#### Testo del documento

Saperi

Un seme fatto per crescere

La parabola del seminatore nel Vangelo di Matteo offre una ricchezza di interpretazioni e letture. La diversa natura dei terreni è il centro focale della parabola. Ciò che emerge, è che il raccolto non è soltanto qualcosa che viene per effetto della semina, ma ne è il prodotto che si attende per il futuro

Lorenzo Saraceno

Un seme fatto per crescere

La parabola del seminatore è proposta da tutti e tre i Vangeli sinottici (Matteo, Marco e Luca) come modello del metodo di Gesù di predicare in parabole. Insomma appare come una parabola programmatica, in qualche modo emblematica. Possiamo anche notare che ce la trasmettono senza varianti di rilievo ai fini di un’individuazione del senso globale. In Matteo in particolare la parabola è come il portale che apre a un discorso che raccoglie sette parabole, le cosiddette “Parabole del regno”.

Per certi versi il testo è molto lineare, come quasi sempre accade nelle parabole, tanto da chiedersi che bisogno c’era di una richiesta successiva di spiegazione da parte dei discepoli, che tutte e tre le versioni ci raccontano. Il linguaggio allusivo sembra particolarmente suggestivo e immediato. Notiamo comunque che già all’inizio di questa parabola vi è un elemento che la distingue dalle altre del capitolo: qui l’inizio non è il classico «Il Regno dei cieli è simile a…», la proposta cioè di un’analogia su cui riflettere, ma si entra direttamente nel racconto figurato, senza mediazioni: «Ecco, il seminatore uscì a seminare…»; il che dà al racconto la forma di un apologo. Ciò si attaglia bene al carattere programmatico, di apertura di tutto il discorso che si diceva, ma ci rende più difficile capire qual è la similitudine fondamentale su cui il racconto vuole fissare l’attenzione. Quel gesto così ordinario per un tempo in cui l’agricoltura era il referente di base per ogni idea di lavoro per vivere, e di conseguenza per l’immaginario collettivo, quale realtà vuole simboleggiare? In altri termini: qual è la pointe, il punto determinante che fa da perno a tutto il racconto?

Per rispondere dobbiamo allora individuare quale sia l’oggetto della similitudine, o detto altrimenti il protagonista a partire dalla quale si organizza il messaggio della parabola. Ecco alcune possibili proposte: il seminatore e il suo comportamento? La sorte molteplice della semente? Il successo finale del raccolto nonostante i fallimenti? La diversa natura dei terreni, che determina successo o fallimento?

#### Dati forniti
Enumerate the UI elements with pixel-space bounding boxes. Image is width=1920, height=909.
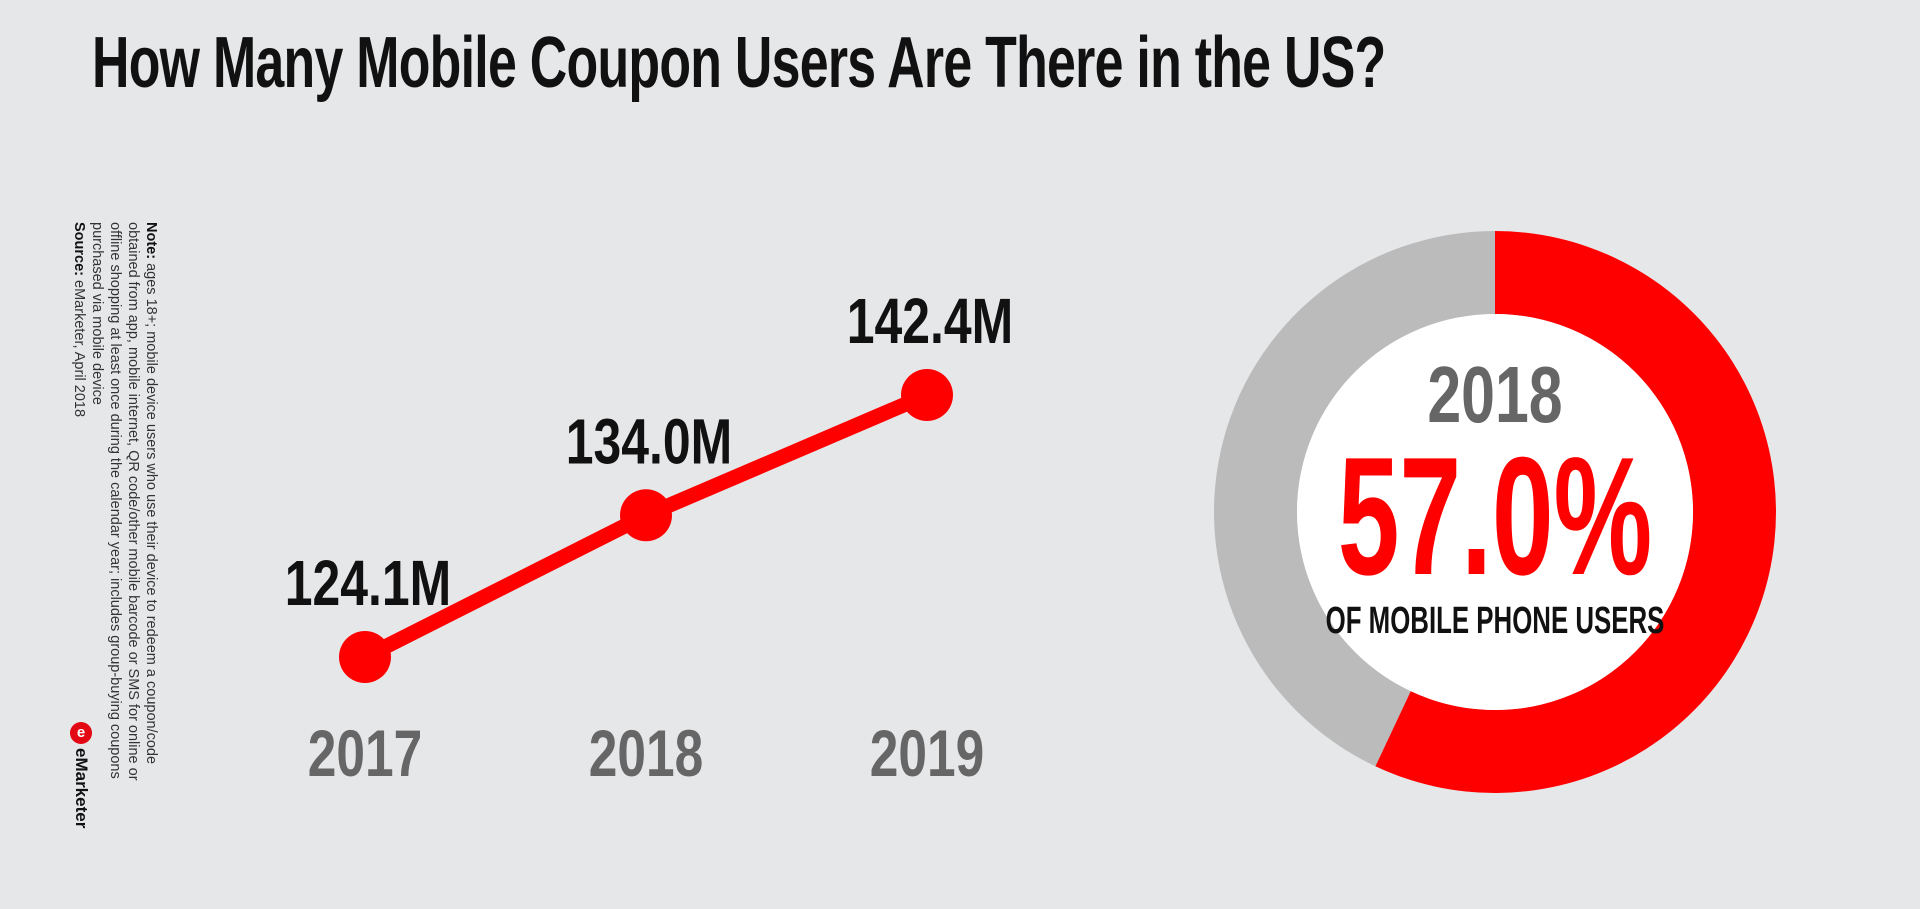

#### Compiti da svolgere
#1 Ricopia alla lettera il passo del testo sulla parabola del seminatore che comincia con le parole "Per rispondere dobbiamo" e finisce con le parole "successo o fallimento?".
#2 Rispondi a queste domande in base al testo sulla parabola del seminatore.
(a) Quali sono i tre Vangeli sinottici che propongono la parabola del seminatore?
(b) In Matteo, quante parabole raccoglie il discorso aperto da questa parabola, e con quale nome sono chiamate?
(c) Con quali parole si entra direttamente nel racconto figurato all'inizio della parabola?
I dati non hanno alcun legame con il testo sulla parabola del seminatore.

#### Soluzioni dei compiti
#1
Per rispondere dobbiamo allora individuare quale sia l’oggetto della similitudine, o detto altrimenti il protagonista a partire dalla quale si organizza il messaggio della parabola. Ecco alcune possibili proposte: il seminatore e il suo comportamento? La sorte molteplice della semente? Il successo finale del raccolto nonostante i fallimenti? La diversa natura dei terreni, che determina successo o fallimento?

#2
(a) Matteo, Marco e Luca.
(b) Sette parabole, chiamate le "Parabole del regno".
(c) «Ecco, il seminatore uscì a seminare…»